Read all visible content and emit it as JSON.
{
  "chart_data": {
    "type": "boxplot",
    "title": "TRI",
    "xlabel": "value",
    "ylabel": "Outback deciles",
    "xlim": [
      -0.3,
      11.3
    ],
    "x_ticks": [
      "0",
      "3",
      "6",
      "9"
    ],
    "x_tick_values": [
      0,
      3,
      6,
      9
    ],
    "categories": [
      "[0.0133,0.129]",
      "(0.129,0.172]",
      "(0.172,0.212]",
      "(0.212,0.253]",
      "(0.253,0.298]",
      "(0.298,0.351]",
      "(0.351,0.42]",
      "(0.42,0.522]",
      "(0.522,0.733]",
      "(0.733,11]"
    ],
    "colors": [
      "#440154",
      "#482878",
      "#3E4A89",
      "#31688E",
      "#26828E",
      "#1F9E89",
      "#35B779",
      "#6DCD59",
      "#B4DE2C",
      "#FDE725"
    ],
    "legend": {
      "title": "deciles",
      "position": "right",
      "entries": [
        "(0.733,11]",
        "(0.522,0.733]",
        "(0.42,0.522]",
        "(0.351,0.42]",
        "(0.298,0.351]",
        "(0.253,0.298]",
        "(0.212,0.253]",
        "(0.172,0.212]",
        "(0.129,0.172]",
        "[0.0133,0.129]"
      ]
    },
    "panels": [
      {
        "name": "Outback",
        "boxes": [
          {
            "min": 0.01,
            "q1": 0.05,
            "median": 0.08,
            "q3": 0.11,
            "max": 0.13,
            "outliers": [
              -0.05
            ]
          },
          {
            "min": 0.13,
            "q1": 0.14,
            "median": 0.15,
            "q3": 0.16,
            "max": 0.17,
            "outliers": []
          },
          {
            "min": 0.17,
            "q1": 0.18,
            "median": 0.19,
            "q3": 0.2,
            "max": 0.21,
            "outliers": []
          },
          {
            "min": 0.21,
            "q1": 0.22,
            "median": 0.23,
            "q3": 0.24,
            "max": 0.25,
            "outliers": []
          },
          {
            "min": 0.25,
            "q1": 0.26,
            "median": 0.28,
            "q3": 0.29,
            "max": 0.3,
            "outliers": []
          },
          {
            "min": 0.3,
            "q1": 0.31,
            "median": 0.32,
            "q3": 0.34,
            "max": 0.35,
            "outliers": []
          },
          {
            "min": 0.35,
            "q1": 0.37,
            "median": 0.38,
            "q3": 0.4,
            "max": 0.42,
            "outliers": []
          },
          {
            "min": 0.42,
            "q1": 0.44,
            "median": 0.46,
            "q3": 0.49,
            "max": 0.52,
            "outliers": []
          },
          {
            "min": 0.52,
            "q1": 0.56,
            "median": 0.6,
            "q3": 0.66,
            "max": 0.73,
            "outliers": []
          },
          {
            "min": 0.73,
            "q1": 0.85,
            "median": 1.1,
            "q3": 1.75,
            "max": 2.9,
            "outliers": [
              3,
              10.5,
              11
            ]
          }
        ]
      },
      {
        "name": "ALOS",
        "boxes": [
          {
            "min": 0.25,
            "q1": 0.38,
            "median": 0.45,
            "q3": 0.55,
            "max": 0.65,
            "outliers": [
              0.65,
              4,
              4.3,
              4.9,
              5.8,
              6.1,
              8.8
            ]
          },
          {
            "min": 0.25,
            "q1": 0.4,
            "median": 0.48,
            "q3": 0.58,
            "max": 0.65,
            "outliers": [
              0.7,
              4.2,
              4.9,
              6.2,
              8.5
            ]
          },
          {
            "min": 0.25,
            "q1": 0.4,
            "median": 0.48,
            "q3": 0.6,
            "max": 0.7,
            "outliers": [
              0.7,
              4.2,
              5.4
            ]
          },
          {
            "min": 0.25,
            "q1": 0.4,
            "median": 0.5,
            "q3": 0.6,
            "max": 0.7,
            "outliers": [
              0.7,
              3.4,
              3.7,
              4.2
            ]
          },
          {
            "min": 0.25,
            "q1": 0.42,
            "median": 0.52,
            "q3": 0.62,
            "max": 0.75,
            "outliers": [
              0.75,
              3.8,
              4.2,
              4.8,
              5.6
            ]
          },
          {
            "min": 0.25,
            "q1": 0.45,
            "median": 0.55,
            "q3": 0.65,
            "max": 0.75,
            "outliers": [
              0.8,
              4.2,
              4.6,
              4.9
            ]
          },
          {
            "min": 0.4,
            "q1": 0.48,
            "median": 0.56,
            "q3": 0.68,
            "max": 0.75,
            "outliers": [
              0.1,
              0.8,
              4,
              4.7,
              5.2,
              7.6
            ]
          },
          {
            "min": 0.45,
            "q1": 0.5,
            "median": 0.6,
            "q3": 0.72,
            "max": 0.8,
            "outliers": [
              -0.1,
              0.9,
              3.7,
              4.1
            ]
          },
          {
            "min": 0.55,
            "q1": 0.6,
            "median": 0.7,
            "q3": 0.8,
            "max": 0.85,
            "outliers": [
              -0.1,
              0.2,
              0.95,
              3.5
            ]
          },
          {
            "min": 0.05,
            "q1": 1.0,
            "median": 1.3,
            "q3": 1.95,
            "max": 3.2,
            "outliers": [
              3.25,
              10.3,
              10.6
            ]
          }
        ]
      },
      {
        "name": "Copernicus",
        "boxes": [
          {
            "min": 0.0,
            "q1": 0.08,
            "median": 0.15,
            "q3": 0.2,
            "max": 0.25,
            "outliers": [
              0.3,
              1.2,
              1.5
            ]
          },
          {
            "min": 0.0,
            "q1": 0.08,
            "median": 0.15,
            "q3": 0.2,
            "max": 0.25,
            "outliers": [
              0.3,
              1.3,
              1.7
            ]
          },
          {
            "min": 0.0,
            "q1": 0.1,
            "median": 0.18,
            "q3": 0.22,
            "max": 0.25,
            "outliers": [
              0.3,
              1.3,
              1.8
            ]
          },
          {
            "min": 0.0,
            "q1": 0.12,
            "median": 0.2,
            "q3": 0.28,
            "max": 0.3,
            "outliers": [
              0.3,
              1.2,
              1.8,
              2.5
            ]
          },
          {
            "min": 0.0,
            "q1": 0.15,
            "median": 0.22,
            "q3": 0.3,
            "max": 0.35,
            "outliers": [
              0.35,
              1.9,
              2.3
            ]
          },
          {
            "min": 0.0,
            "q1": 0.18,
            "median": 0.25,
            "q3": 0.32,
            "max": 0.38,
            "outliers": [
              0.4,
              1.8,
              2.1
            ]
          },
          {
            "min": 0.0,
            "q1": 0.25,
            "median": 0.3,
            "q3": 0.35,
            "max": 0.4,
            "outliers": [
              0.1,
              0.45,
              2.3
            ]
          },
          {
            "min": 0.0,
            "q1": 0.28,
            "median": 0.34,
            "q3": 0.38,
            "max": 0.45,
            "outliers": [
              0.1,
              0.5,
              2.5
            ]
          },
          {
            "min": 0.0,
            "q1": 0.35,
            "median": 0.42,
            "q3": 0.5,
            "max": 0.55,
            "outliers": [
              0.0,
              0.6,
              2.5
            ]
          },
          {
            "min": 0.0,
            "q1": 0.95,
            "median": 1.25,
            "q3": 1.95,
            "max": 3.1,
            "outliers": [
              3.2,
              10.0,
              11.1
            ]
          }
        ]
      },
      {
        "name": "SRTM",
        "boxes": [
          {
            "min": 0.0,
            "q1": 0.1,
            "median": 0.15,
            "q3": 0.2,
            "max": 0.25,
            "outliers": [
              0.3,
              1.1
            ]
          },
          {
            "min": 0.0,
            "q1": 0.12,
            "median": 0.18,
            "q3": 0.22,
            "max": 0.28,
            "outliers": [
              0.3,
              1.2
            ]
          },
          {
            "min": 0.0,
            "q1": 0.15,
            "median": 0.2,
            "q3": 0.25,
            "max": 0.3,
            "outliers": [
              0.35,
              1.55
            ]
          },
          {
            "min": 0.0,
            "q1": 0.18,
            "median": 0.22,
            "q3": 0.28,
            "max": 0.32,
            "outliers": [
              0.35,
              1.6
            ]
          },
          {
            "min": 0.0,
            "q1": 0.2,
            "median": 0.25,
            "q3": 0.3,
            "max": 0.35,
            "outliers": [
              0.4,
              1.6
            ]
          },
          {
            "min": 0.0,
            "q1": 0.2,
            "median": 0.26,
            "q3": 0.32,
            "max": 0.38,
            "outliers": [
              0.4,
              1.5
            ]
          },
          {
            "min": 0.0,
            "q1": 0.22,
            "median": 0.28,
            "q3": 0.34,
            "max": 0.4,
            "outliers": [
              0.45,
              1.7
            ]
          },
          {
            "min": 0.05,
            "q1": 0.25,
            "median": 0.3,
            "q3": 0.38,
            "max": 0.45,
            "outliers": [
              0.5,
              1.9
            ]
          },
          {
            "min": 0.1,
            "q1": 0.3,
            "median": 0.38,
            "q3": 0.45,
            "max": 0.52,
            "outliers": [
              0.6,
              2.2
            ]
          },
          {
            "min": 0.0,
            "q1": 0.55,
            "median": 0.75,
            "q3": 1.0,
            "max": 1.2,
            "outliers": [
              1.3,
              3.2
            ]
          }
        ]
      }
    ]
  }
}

**WORK TO COMPLETE**
Filter the listing above for the string "deciles" and copy every matching line.

**SOLUTION**
    "ylabel": "Outback deciles",
      "title": "deciles",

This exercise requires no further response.